= JOB =
Give every line of the data again, unchanged, but with no pictures.

= ITEMS =
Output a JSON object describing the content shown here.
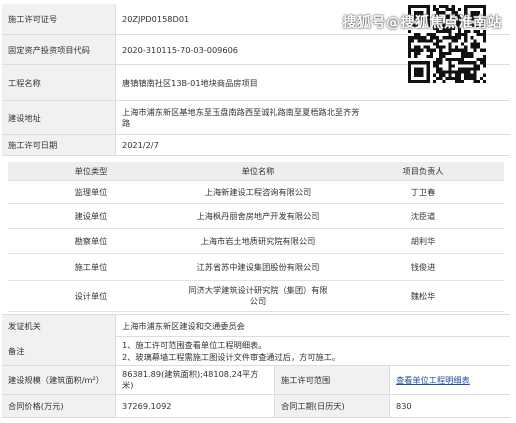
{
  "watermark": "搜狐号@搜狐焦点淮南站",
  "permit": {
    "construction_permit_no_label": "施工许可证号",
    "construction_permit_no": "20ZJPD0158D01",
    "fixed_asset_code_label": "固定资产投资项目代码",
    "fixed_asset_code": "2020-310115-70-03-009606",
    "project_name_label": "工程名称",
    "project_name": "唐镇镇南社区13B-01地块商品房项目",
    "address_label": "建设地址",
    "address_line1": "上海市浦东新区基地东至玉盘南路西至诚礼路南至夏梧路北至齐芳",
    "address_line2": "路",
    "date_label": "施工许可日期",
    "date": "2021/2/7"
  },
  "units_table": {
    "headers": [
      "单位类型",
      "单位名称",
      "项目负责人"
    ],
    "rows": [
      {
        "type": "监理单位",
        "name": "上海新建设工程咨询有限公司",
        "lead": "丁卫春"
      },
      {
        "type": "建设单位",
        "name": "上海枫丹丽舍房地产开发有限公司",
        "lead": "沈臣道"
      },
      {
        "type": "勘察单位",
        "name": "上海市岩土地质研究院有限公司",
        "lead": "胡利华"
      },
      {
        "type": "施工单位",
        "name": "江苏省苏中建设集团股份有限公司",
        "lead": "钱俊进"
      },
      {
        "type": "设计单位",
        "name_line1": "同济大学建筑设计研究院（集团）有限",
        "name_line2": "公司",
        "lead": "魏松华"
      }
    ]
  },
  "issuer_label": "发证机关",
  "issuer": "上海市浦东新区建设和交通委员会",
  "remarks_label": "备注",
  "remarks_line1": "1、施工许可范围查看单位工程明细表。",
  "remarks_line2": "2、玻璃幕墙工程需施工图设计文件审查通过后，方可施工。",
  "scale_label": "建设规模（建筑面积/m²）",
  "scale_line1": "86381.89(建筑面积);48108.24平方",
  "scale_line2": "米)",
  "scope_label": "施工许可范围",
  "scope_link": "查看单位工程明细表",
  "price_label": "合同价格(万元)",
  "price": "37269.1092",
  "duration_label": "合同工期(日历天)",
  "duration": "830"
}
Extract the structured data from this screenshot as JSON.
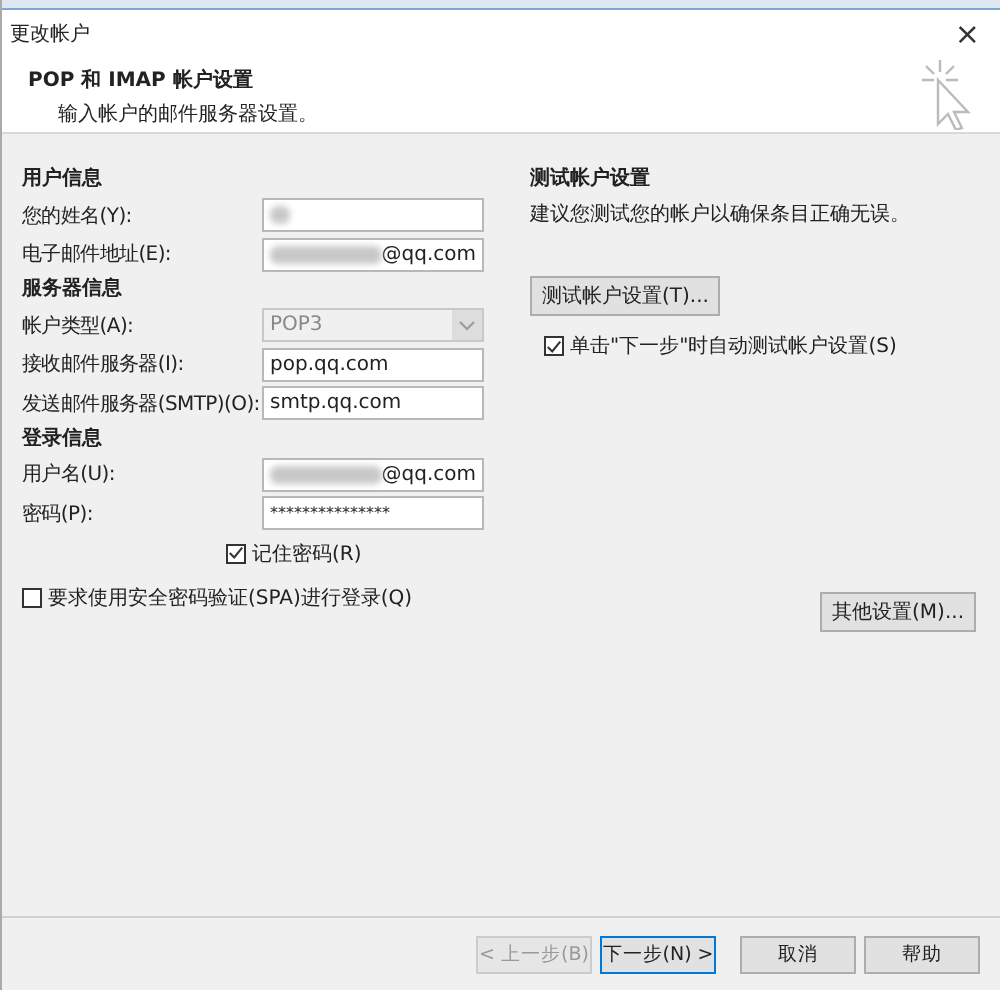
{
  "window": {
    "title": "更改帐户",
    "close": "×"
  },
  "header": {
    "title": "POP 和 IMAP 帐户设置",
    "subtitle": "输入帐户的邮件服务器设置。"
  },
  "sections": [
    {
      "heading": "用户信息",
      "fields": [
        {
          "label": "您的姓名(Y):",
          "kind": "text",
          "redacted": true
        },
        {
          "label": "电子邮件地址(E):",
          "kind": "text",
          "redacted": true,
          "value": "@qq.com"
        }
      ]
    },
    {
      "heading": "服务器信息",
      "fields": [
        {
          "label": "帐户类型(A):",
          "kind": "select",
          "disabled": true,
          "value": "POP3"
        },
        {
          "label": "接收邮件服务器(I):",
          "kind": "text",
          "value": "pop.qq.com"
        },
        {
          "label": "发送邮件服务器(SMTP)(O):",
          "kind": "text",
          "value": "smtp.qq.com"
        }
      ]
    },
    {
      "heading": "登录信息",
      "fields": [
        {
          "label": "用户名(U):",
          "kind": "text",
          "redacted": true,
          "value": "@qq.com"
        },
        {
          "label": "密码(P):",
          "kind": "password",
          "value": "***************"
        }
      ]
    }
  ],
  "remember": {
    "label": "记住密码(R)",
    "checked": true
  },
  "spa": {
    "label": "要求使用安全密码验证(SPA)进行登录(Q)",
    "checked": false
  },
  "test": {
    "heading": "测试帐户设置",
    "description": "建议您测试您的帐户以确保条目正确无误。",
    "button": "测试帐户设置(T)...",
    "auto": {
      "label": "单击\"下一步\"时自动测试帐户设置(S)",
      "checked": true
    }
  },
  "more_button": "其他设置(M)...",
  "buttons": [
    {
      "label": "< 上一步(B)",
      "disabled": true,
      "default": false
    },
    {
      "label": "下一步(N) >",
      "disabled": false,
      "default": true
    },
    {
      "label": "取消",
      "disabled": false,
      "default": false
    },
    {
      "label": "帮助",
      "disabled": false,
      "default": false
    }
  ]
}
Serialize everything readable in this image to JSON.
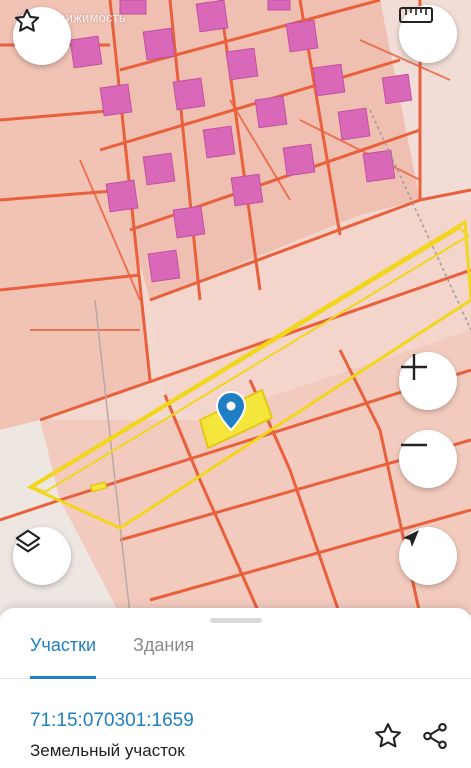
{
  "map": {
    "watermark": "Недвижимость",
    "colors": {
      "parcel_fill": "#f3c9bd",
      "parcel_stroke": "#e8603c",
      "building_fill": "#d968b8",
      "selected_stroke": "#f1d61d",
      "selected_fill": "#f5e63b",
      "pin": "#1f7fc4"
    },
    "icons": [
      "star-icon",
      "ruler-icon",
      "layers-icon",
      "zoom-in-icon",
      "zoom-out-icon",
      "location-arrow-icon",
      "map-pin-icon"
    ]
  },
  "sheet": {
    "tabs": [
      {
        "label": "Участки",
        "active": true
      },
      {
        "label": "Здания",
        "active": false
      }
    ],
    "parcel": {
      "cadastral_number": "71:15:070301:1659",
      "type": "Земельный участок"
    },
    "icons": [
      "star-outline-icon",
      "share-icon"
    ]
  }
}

= COMPLETED TASK =
Output a JSON object describing the content shown here.
{
  "watermark": "搜狐号@搜狐焦点淮南站",
  "permit": {
    "construction_permit_no_label": "施工许可证号",
    "construction_permit_no": "20ZJPD0158D01",
    "fixed_asset_code_label": "固定资产投资项目代码",
    "fixed_asset_code": "2020-310115-70-03-009606",
    "project_name_label": "工程名称",
    "project_name": "唐镇镇南社区13B-01地块商品房项目",
    "address_label": "建设地址",
    "address_line1": "上海市浦东新区基地东至玉盘南路西至诚礼路南至夏梧路北至齐芳",
    "address_line2": "路",
    "date_label": "施工许可日期",
    "date": "2021/2/7"
  },
  "units_table": {
    "headers": [
      "单位类型",
      "单位名称",
      "项目负责人"
    ],
    "rows": [
      {
        "type": "监理单位",
        "name": "上海新建设工程咨询有限公司",
        "lead": "丁卫春"
      },
      {
        "type": "建设单位",
        "name": "上海枫丹丽舍房地产开发有限公司",
        "lead": "沈臣道"
      },
      {
        "type": "勘察单位",
        "name": "上海市岩土地质研究院有限公司",
        "lead": "胡利华"
      },
      {
        "type": "施工单位",
        "name": "江苏省苏中建设集团股份有限公司",
        "lead": "钱俊进"
      },
      {
        "type": "设计单位",
        "name_line1": "同济大学建筑设计研究院（集团）有限",
        "name_line2": "公司",
        "lead": "魏松华"
      }
    ]
  },
  "issuer_label": "发证机关",
  "issuer": "上海市浦东新区建设和交通委员会",
  "remarks_label": "备注",
  "remarks_line1": "1、施工许可范围查看单位工程明细表。",
  "remarks_line2": "2、玻璃幕墙工程需施工图设计文件审查通过后，方可施工。",
  "scale_label": "建设规模（建筑面积/m²）",
  "scale_line1": "86381.89(建筑面积);48108.24平方",
  "scale_line2": "米)",
  "scope_label": "施工许可范围",
  "scope_link": "查看单位工程明细表",
  "price_label": "合同价格(万元)",
  "price": "37269.1092",
  "duration_label": "合同工期(日历天)",
  "duration": "830"
}
Extract the structured data from this screenshot as JSON.
{
  "window": {
    "title": "更改帐户",
    "close": "×"
  },
  "header": {
    "title": "POP 和 IMAP 帐户设置",
    "subtitle": "输入帐户的邮件服务器设置。"
  },
  "sections": [
    {
      "heading": "用户信息",
      "fields": [
        {
          "label": "您的姓名(Y):",
          "kind": "text",
          "redacted": true
        },
        {
          "label": "电子邮件地址(E):",
          "kind": "text",
          "redacted": true,
          "value": "@qq.com"
        }
      ]
    },
    {
      "heading": "服务器信息",
      "fields": [
        {
          "label": "帐户类型(A):",
          "kind": "select",
          "disabled": true,
          "value": "POP3"
        },
        {
          "label": "接收邮件服务器(I):",
          "kind": "text",
          "value": "pop.qq.com"
        },
        {
          "label": "发送邮件服务器(SMTP)(O):",
          "kind": "text",
          "value": "smtp.qq.com"
        }
      ]
    },
    {
      "heading": "登录信息",
      "fields": [
        {
          "label": "用户名(U):",
          "kind": "text",
          "redacted": true,
          "value": "@qq.com"
        },
        {
          "label": "密码(P):",
          "kind": "password",
          "value": "***************"
        }
      ]
    }
  ],
  "remember": {
    "label": "记住密码(R)",
    "checked": true
  },
  "spa": {
    "label": "要求使用安全密码验证(SPA)进行登录(Q)",
    "checked": false
  },
  "test": {
    "heading": "测试帐户设置",
    "description": "建议您测试您的帐户以确保条目正确无误。",
    "button": "测试帐户设置(T)...",
    "auto": {
      "label": "单击\"下一步\"时自动测试帐户设置(S)",
      "checked": true
    }
  },
  "more_button": "其他设置(M)...",
  "buttons": [
    {
      "label": "< 上一步(B)",
      "disabled": true,
      "default": false
    },
    {
      "label": "下一步(N) >",
      "disabled": false,
      "default": true
    },
    {
      "label": "取消",
      "disabled": false,
      "default": false
    },
    {
      "label": "帮助",
      "disabled": false,
      "default": false
    }
  ]
}
Serialize everything readable in this image to JSON.
{
  "map": {
    "watermark": "Недвижимость",
    "colors": {
      "parcel_fill": "#f3c9bd",
      "parcel_stroke": "#e8603c",
      "building_fill": "#d968b8",
      "selected_stroke": "#f1d61d",
      "selected_fill": "#f5e63b",
      "pin": "#1f7fc4"
    },
    "icons": [
      "star-icon",
      "ruler-icon",
      "layers-icon",
      "zoom-in-icon",
      "zoom-out-icon",
      "location-arrow-icon",
      "map-pin-icon"
    ]
  },
  "sheet": {
    "tabs": [
      {
        "label": "Участки",
        "active": true
      },
      {
        "label": "Здания",
        "active": false
      }
    ],
    "parcel": {
      "cadastral_number": "71:15:070301:1659",
      "type": "Земельный участок"
    },
    "icons": [
      "star-outline-icon",
      "share-icon"
    ]
  }
}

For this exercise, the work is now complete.